§ Exercise objective
Among the lines of the records below, copy those that hold the word "based".

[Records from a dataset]
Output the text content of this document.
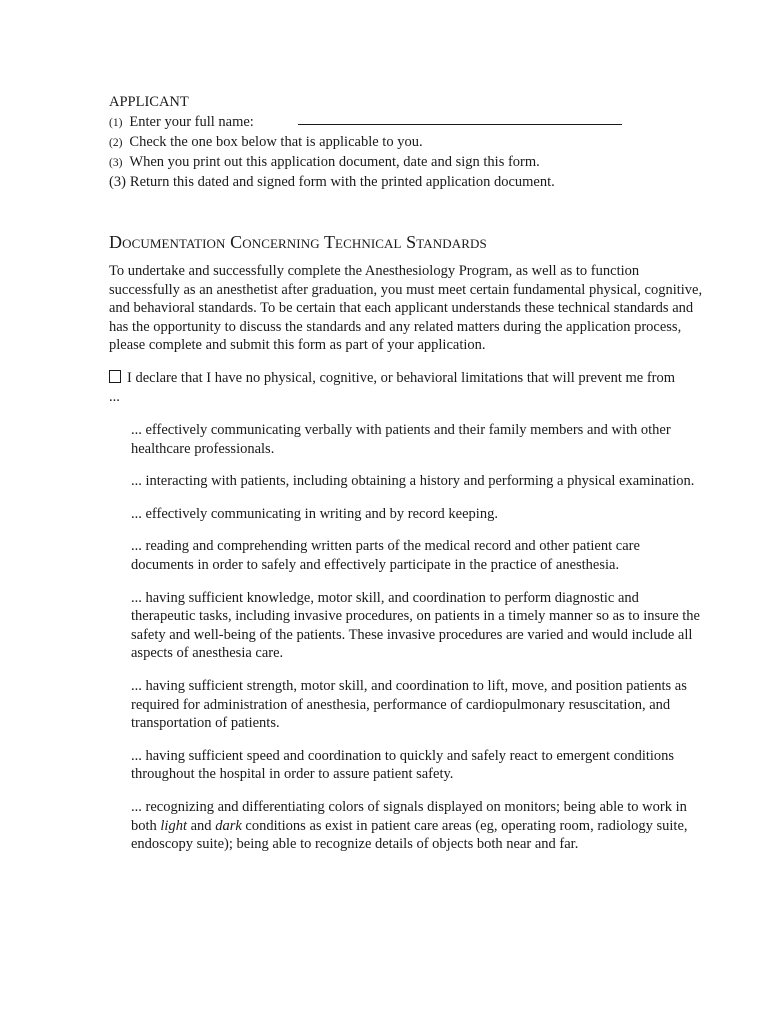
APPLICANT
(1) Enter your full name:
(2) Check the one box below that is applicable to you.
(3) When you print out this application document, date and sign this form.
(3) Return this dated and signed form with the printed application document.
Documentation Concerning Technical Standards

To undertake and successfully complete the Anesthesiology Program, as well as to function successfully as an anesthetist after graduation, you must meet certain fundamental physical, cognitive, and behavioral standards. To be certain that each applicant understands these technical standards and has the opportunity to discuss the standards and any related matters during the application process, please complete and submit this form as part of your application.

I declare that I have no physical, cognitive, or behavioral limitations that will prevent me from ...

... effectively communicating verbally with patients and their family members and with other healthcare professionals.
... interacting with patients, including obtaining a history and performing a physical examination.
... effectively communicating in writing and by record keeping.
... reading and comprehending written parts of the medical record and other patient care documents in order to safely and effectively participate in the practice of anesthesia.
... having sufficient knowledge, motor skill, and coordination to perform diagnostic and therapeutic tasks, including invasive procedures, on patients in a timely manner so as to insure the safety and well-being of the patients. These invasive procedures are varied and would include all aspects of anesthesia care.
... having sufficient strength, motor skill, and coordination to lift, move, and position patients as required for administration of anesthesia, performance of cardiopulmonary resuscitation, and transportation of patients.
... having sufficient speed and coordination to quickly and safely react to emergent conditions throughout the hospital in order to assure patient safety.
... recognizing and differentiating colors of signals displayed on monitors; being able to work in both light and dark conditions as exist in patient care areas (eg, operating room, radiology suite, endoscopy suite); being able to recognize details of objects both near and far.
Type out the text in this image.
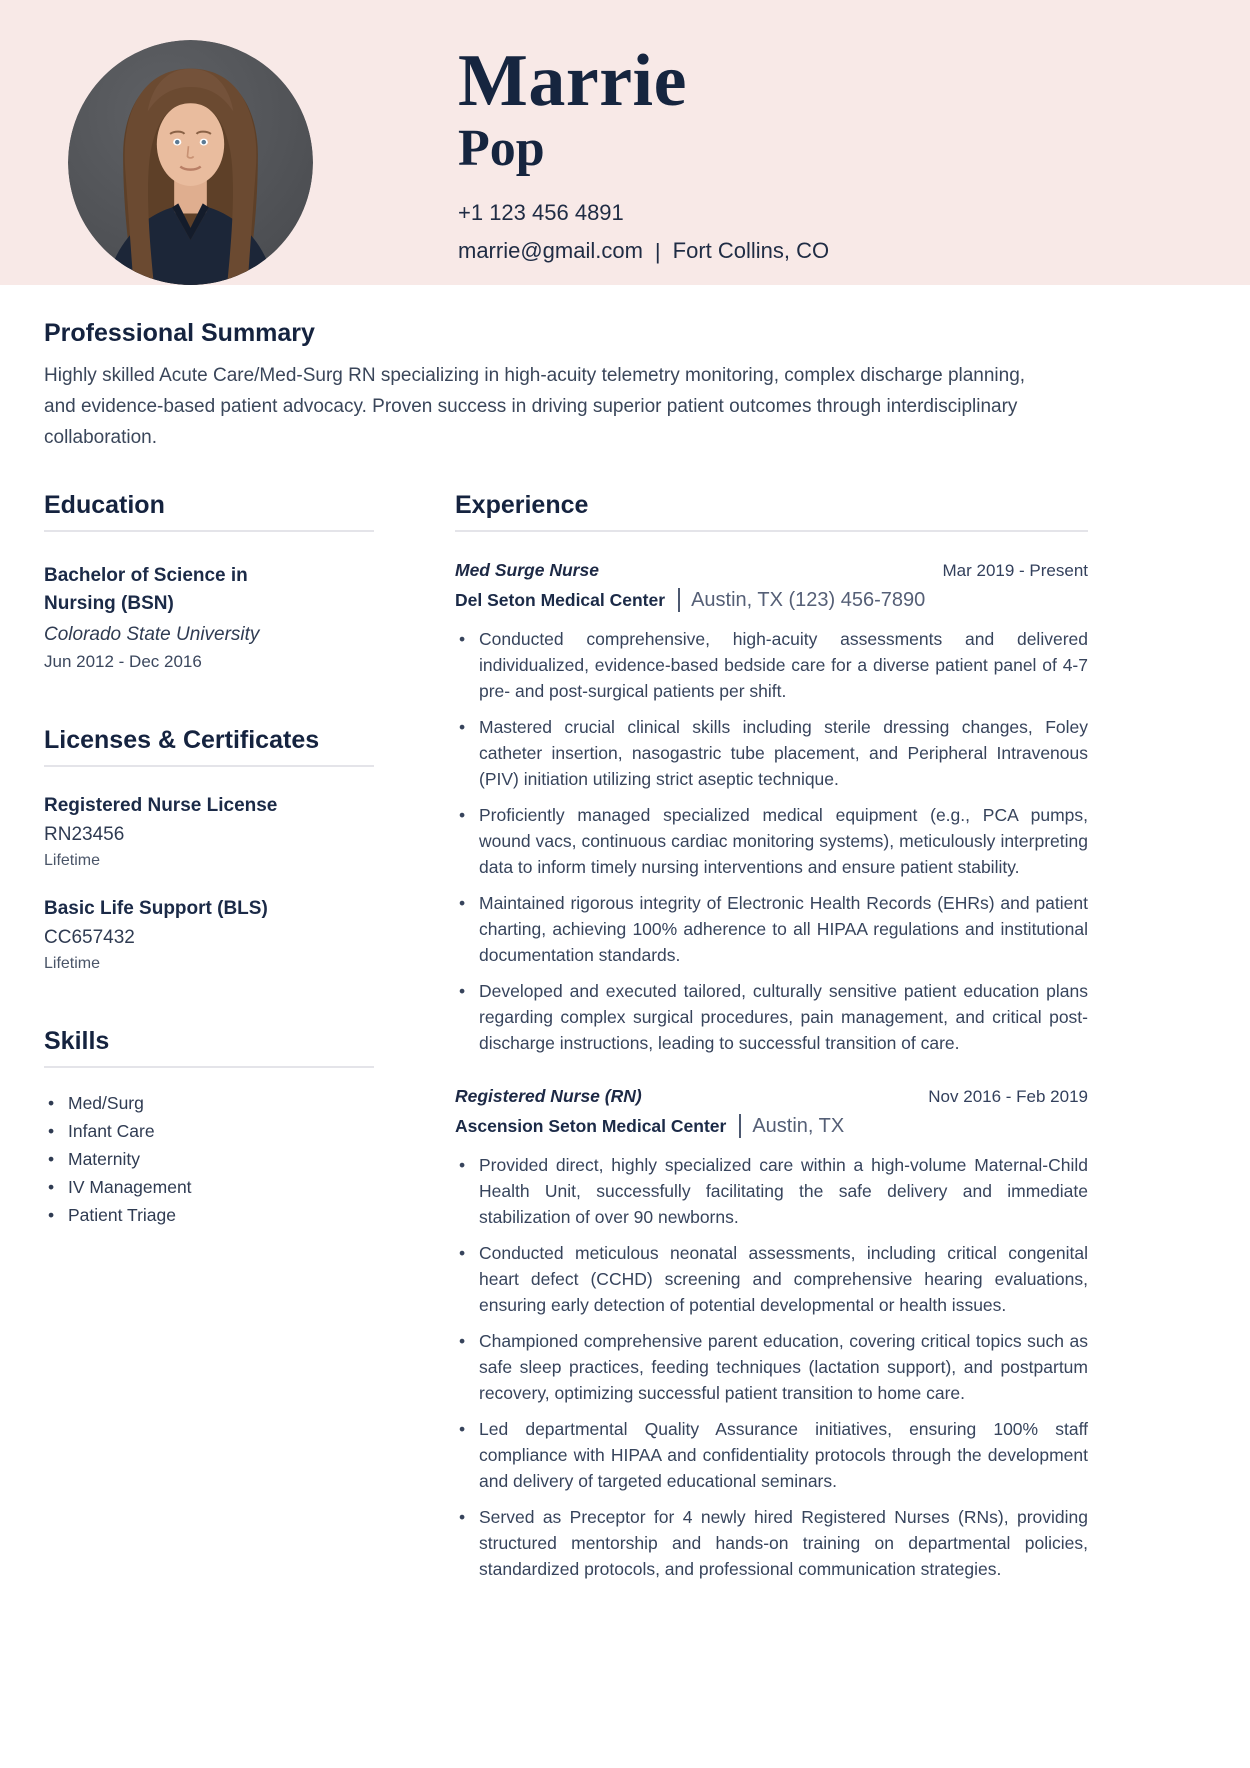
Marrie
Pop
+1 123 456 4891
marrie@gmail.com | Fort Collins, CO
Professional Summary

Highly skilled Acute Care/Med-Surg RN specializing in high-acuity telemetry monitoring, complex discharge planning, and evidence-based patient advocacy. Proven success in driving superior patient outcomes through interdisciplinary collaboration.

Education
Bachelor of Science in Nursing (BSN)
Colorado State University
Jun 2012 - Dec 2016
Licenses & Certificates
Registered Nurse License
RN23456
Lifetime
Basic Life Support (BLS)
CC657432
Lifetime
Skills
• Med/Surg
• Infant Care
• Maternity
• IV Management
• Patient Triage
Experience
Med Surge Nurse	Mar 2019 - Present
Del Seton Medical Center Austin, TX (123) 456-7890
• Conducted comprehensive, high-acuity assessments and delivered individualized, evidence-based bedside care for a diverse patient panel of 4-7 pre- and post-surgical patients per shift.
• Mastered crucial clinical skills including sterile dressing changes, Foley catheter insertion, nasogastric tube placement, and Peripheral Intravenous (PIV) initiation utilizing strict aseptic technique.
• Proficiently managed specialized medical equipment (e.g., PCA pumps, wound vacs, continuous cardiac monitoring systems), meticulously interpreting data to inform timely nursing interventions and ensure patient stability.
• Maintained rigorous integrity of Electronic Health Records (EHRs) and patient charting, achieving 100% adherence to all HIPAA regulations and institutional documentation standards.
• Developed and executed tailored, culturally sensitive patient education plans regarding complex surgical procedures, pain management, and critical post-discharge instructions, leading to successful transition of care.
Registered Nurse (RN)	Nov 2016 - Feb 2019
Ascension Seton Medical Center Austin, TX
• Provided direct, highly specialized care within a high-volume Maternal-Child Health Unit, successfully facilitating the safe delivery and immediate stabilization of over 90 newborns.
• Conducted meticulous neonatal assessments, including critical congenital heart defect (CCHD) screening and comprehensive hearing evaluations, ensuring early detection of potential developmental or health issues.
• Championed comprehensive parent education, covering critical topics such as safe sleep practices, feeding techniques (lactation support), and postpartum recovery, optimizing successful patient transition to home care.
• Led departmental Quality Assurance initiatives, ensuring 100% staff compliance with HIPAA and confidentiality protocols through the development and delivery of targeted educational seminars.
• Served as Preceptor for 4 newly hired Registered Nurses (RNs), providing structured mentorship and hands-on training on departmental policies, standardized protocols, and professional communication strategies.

§ Answer to this task
Highly skilled Acute Care/Med-Surg RN specializing in high-acuity telemetry monitoring, complex discharge planning, and evidence-based patient advocacy. Proven success in driving superior patient outcomes through interdisciplinary collaboration.
• Conducted comprehensive, high-acuity assessments and delivered individualized, evidence-based bedside care for a diverse patient panel of 4-7 pre- and post-surgical patients per shift.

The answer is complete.